╭──

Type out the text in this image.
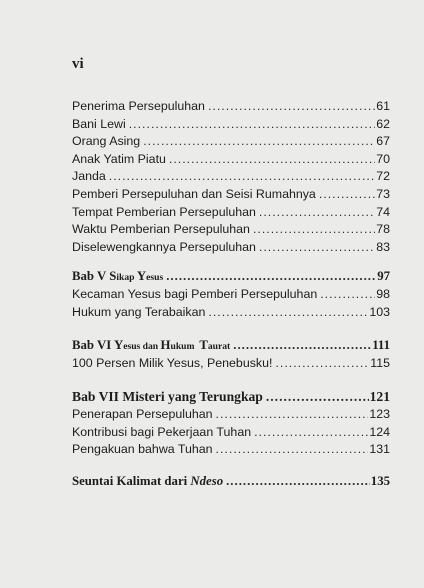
vi
Penerima Persepuluhan .....	61
Bani Lewi .....	62
Orang Asing .....	67
Anak Yatim Piatu .....	70
Janda .....	72
Pemberi Persepuluhan dan Seisi Rumahnya .....	73
Tempat Pemberian Persepuluhan .....	74
Waktu Pemberian Persepuluhan .....	78
Diselewengkannya Persepuluhan .....	83
Bab V Sikap Yesus .....	97
Kecaman Yesus bagi Pemberi Persepuluhan .....	98
Hukum yang Terabaikan .....	103
Bab VI Yesus dan Hukum  Taurat .....	111
100 Persen Milik Yesus, Penebusku! .....	115
Bab VII Misteri yang Terungkap .....	121
Penerapan Persepuluhan .....	123
Kontribusi bagi Pekerjaan Tuhan .....	124
Pengakuan bahwa Tuhan .....	131
Seuntai Kalimat dari Ndeso .....	135
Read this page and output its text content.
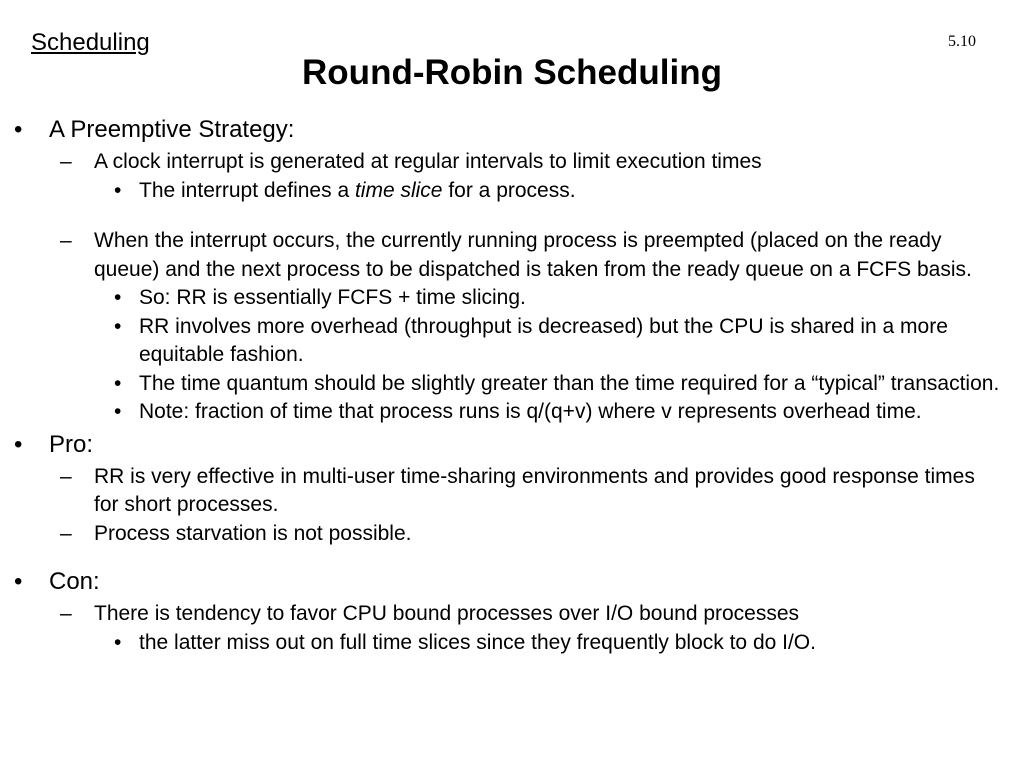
Scheduling	5.10
Round-Robin Scheduling

• A Preemptive Strategy:

– A clock interrupt is generated at regular intervals to limit execution times

• The interrupt defines a time slice for a process.

– When the interrupt occurs, the currently running process is preempted (placed on the ready queue) and the next process to be dispatched is taken from the ready queue on a FCFS basis.

• So: RR is essentially FCFS + time slicing.

• RR involves more overhead (throughput is decreased) but the CPU is shared in a more equitable fashion.

• The time quantum should be slightly greater than the time required for a “typical” transaction.

• Note: fraction of time that process runs is q/(q+v) where v represents overhead time.

• Pro:

– RR is very effective in multi-user time-sharing environments and provides good response times for short processes.

– Process starvation is not possible.

• Con:

– There is tendency to favor CPU bound processes over I/O bound processes

• the latter miss out on full time slices since they frequently block to do I/O.
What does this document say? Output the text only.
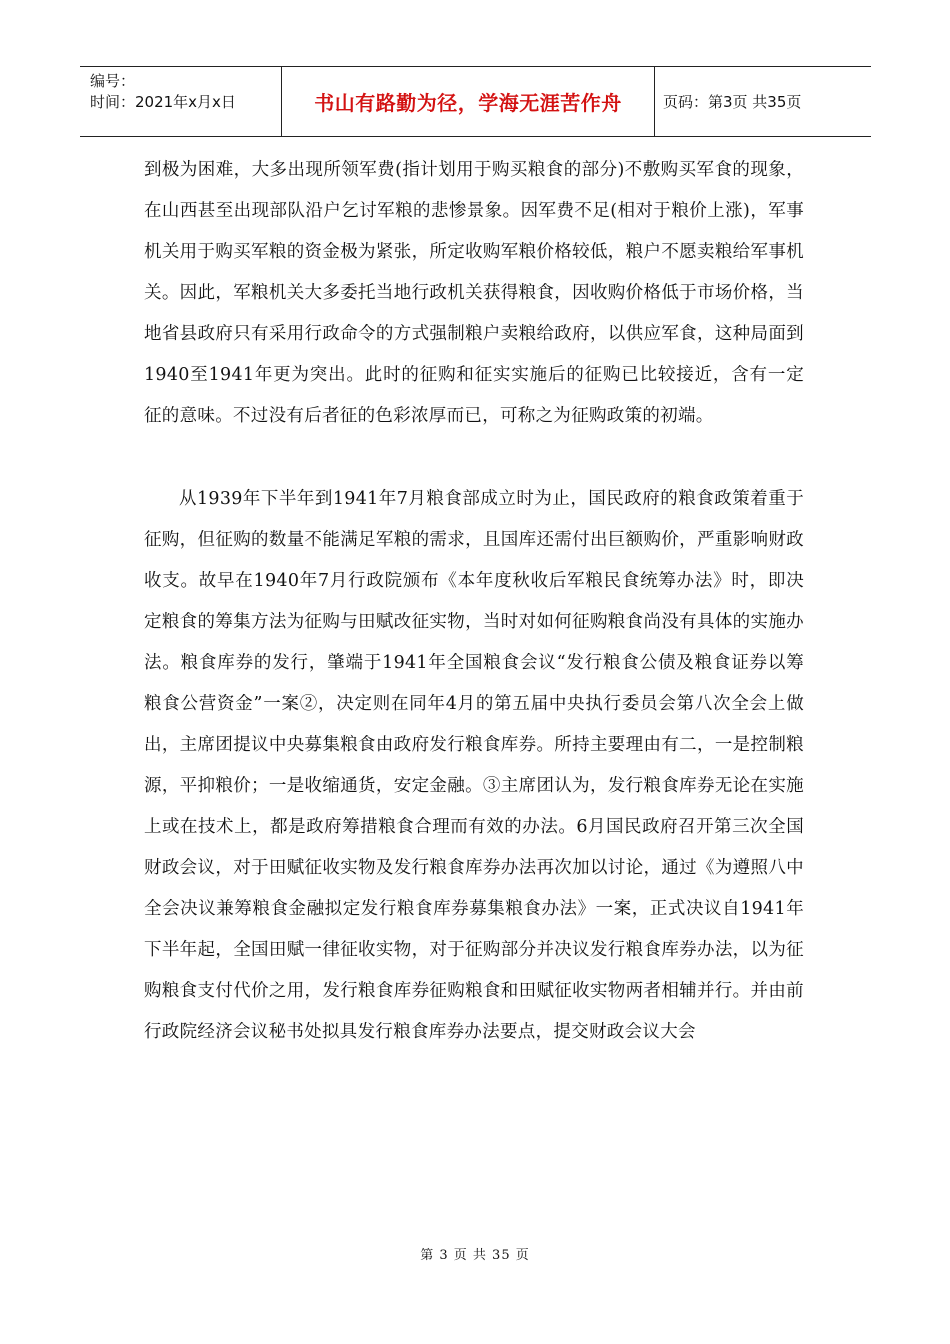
编号：
时间：2021年x月x日	书山有路勤为径，学海无涯苦作舟	页码：第3页 共35页

到极为困难，大多出现所领军费(指计划用于购买粮食的部分)不敷购买军食的现象，在山西甚至出现部队沿户乞讨军粮的悲惨景象。因军费不足(相对于粮价上涨)，军事机关用于购买军粮的资金极为紧张，所定收购军粮价格较低，粮户不愿卖粮给军事机关。因此，军粮机关大多委托当地行政机关获得粮食，因收购价格低于市场价格，当地省县政府只有采用行政命令的方式强制粮户卖粮给政府，以供应军食，这种局面到1940至1941年更为突出。此时的征购和征实实施后的征购已比较接近，含有一定征的意味。不过没有后者征的色彩浓厚而已，可称之为征购政策的初端。

从1939年下半年到1941年7月粮食部成立时为止，国民政府的粮食政策着重于征购，但征购的数量不能满足军粮的需求，且国库还需付出巨额购价，严重影响财政收支。故早在1940年7月行政院颁布《本年度秋收后军粮民食统筹办法》时，即决定粮食的筹集方法为征购与田赋改征实物，当时对如何征购粮食尚没有具体的实施办法。粮食库券的发行，肇端于1941年全国粮食会议“发行粮食公债及粮食证券以筹粮食公营资金”一案②，决定则在同年4月的第五届中央执行委员会第八次全会上做出，主席团提议中央募集粮食由政府发行粮食库券。所持主要理由有二，一是控制粮源，平抑粮价；一是收缩通货，安定金融。③主席团认为，发行粮食库券无论在实施上或在技术上，都是政府筹措粮食合理而有效的办法。6月国民政府召开第三次全国财政会议，对于田赋征收实物及发行粮食库券办法再次加以讨论，通过《为遵照八中全会决议兼筹粮食金融拟定发行粮食库券募集粮食办法》一案，正式决议自1941年下半年起，全国田赋一律征收实物，对于征购部分并决议发行粮食库券办法，以为征购粮食支付代价之用，发行粮食库券征购粮食和田赋征收实物两者相辅并行。并由前行政院经济会议秘书处拟具发行粮食库券办法要点，提交财政会议大会

第 3 页 共 35 页
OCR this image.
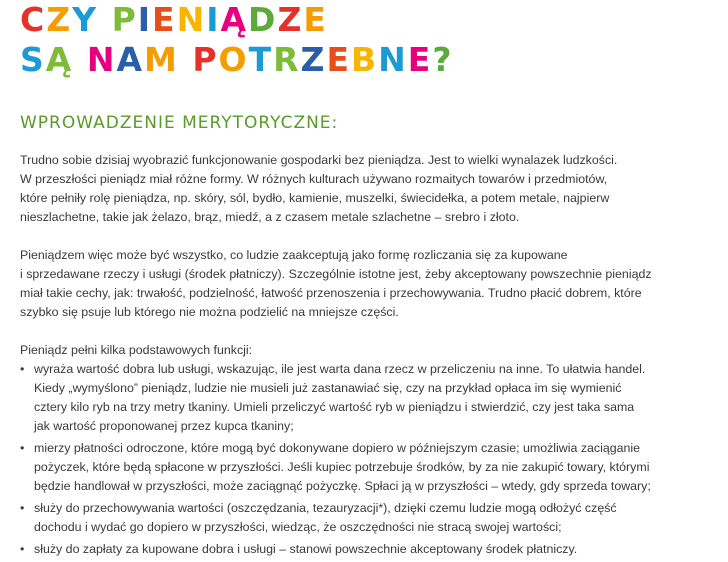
CZY PIENIĄDZE
SĄ NAM POTRZEBNE?
WPROWADZENIE MERYTORYCZNE:

Trudno sobie dzisiaj wyobrazić funkcjonowanie gospodarki bez pieniądza. Jest to wielki wynalazek ludzkości.

W przeszłości pieniądz miał różne formy. W różnych kulturach używano rozmaitych towarów i przedmiotów,

które pełniły rolę pieniądza, np. skóry, sól, bydło, kamienie, muszelki, świecidełka, a potem metale, najpierw

nieszlachetne, takie jak żelazo, brąz, miedź, a z czasem metale szlachetne – srebro i złoto.

Pieniądzem więc może być wszystko, co ludzie zaakceptują jako formę rozliczania się za kupowane

i sprzedawane rzeczy i usługi (środek płatniczy). Szczególnie istotne jest, żeby akceptowany powszechnie pieniądz

miał takie cechy, jak: trwałość, podzielność, łatwość przenoszenia i przechowywania. Trudno płacić dobrem, które

szybko się psuje lub którego nie można podzielić na mniejsze części.

Pieniądz pełni kilka podstawowych funkcji:

• wyraża wartość dobra lub usługi, wskazując, ile jest warta dana rzecz w przeliczeniu na inne. To ułatwia handel.

Kiedy „wymyślono” pieniądz, ludzie nie musieli już zastanawiać się, czy na przykład opłaca im się wymienić

cztery kilo ryb na trzy metry tkaniny. Umieli przeliczyć wartość ryb w pieniądzu i stwierdzić, czy jest taka sama

jak wartość proponowanej przez kupca tkaniny;

• mierzy płatności odroczone, które mogą być dokonywane dopiero w późniejszym czasie; umożliwia zaciąganie

pożyczek, które będą spłacone w przyszłości. Jeśli kupiec potrzebuje środków, by za nie zakupić towary, którymi

będzie handlował w przyszłości, może zaciągnąć pożyczkę. Spłaci ją w przyszłości – wtedy, gdy sprzeda towary;

• służy do przechowywania wartości (oszczędzania, tezauryzacji*), dzięki czemu ludzie mogą odłożyć część

dochodu i wydać go dopiero w przyszłości, wiedząc, że oszczędności nie stracą swojej wartości;

• służy do zapłaty za kupowane dobra i usługi – stanowi powszechnie akceptowany środek płatniczy.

╰──

▶ **Requirements**
Write every record out again exactly; no pictures belong in the copy.

▶ **Problem solution**
Type out the text in this image.
vi
Penerima Persepuluhan .....	61
Bani Lewi .....	62
Orang Asing .....	67
Anak Yatim Piatu .....	70
Janda .....	72
Pemberi Persepuluhan dan Seisi Rumahnya .....	73
Tempat Pemberian Persepuluhan .....	74
Waktu Pemberian Persepuluhan .....	78
Diselewengkannya Persepuluhan .....	83
Bab V Sikap Yesus .....	97
Kecaman Yesus bagi Pemberi Persepuluhan .....	98
Hukum yang Terabaikan .....	103
Bab VI Yesus dan Hukum  Taurat .....	111
100 Persen Milik Yesus, Penebusku! .....	115
Bab VII Misteri yang Terungkap .....	121
Penerapan Persepuluhan .....	123
Kontribusi bagi Pekerjaan Tuhan .....	124
Pengakuan bahwa Tuhan .....	131
Seuntai Kalimat dari Ndeso .....	135
Read this page and output its text content.
Scheduling	5.10
Round-Robin Scheduling

• A Preemptive Strategy:

– A clock interrupt is generated at regular intervals to limit execution times

• The interrupt defines a time slice for a process.

– When the interrupt occurs, the currently running process is preempted (placed on the ready queue) and the next process to be dispatched is taken from the ready queue on a FCFS basis.

• So: RR is essentially FCFS + time slicing.

• RR involves more overhead (throughput is decreased) but the CPU is shared in a more equitable fashion.

• The time quantum should be slightly greater than the time required for a “typical” transaction.

• Note: fraction of time that process runs is q/(q+v) where v represents overhead time.

• Pro:

– RR is very effective in multi-user time-sharing environments and provides good response times for short processes.

– Process starvation is not possible.

• Con:

– There is tendency to favor CPU bound processes over I/O bound processes

• the latter miss out on full time slices since they frequently block to do I/O.
What does this document say? Output the text only.
编号：
时间：2021年x月x日	书山有路勤为径，学海无涯苦作舟	页码：第3页 共35页

到极为困难，大多出现所领军费(指计划用于购买粮食的部分)不敷购买军食的现象，在山西甚至出现部队沿户乞讨军粮的悲惨景象。因军费不足(相对于粮价上涨)，军事机关用于购买军粮的资金极为紧张，所定收购军粮价格较低，粮户不愿卖粮给军事机关。因此，军粮机关大多委托当地行政机关获得粮食，因收购价格低于市场价格，当地省县政府只有采用行政命令的方式强制粮户卖粮给政府，以供应军食，这种局面到1940至1941年更为突出。此时的征购和征实实施后的征购已比较接近，含有一定征的意味。不过没有后者征的色彩浓厚而已，可称之为征购政策的初端。

从1939年下半年到1941年7月粮食部成立时为止，国民政府的粮食政策着重于征购，但征购的数量不能满足军粮的需求，且国库还需付出巨额购价，严重影响财政收支。故早在1940年7月行政院颁布《本年度秋收后军粮民食统筹办法》时，即决定粮食的筹集方法为征购与田赋改征实物，当时对如何征购粮食尚没有具体的实施办法。粮食库券的发行，肇端于1941年全国粮食会议“发行粮食公债及粮食证券以筹粮食公营资金”一案②，决定则在同年4月的第五届中央执行委员会第八次全会上做出，主席团提议中央募集粮食由政府发行粮食库券。所持主要理由有二，一是控制粮源，平抑粮价；一是收缩通货，安定金融。③主席团认为，发行粮食库券无论在实施上或在技术上，都是政府筹措粮食合理而有效的办法。6月国民政府召开第三次全国财政会议，对于田赋征收实物及发行粮食库券办法再次加以讨论，通过《为遵照八中全会决议兼筹粮食金融拟定发行粮食库券募集粮食办法》一案，正式决议自1941年下半年起，全国田赋一律征收实物，对于征购部分并决议发行粮食库券办法，以为征购粮食支付代价之用，发行粮食库券征购粮食和田赋征收实物两者相辅并行。并由前行政院经济会议秘书处拟具发行粮食库券办法要点，提交财政会议大会

第 3 页 共 35 页
OCR this image.
CZY PIENIĄDZE
SĄ NAM POTRZEBNE?
WPROWADZENIE MERYTORYCZNE:

Trudno sobie dzisiaj wyobrazić funkcjonowanie gospodarki bez pieniądza. Jest to wielki wynalazek ludzkości.

W przeszłości pieniądz miał różne formy. W różnych kulturach używano rozmaitych towarów i przedmiotów,

które pełniły rolę pieniądza, np. skóry, sól, bydło, kamienie, muszelki, świecidełka, a potem metale, najpierw

nieszlachetne, takie jak żelazo, brąz, miedź, a z czasem metale szlachetne – srebro i złoto.

Pieniądzem więc może być wszystko, co ludzie zaakceptują jako formę rozliczania się za kupowane

i sprzedawane rzeczy i usługi (środek płatniczy). Szczególnie istotne jest, żeby akceptowany powszechnie pieniądz

miał takie cechy, jak: trwałość, podzielność, łatwość przenoszenia i przechowywania. Trudno płacić dobrem, które

szybko się psuje lub którego nie można podzielić na mniejsze części.

Pieniądz pełni kilka podstawowych funkcji:

• wyraża wartość dobra lub usługi, wskazując, ile jest warta dana rzecz w przeliczeniu na inne. To ułatwia handel.

Kiedy „wymyślono” pieniądz, ludzie nie musieli już zastanawiać się, czy na przykład opłaca im się wymienić

cztery kilo ryb na trzy metry tkaniny. Umieli przeliczyć wartość ryb w pieniądzu i stwierdzić, czy jest taka sama

jak wartość proponowanej przez kupca tkaniny;

• mierzy płatności odroczone, które mogą być dokonywane dopiero w późniejszym czasie; umożliwia zaciąganie

pożyczek, które będą spłacone w przyszłości. Jeśli kupiec potrzebuje środków, by za nie zakupić towary, którymi

będzie handlował w przyszłości, może zaciągnąć pożyczkę. Spłaci ją w przyszłości – wtedy, gdy sprzeda towary;

• służy do przechowywania wartości (oszczędzania, tezauryzacji*), dzięki czemu ludzie mogą odłożyć część

dochodu i wydać go dopiero w przyszłości, wiedząc, że oszczędności nie stracą swojej wartości;

• służy do zapłaty za kupowane dobra i usługi – stanowi powszechnie akceptowany środek płatniczy.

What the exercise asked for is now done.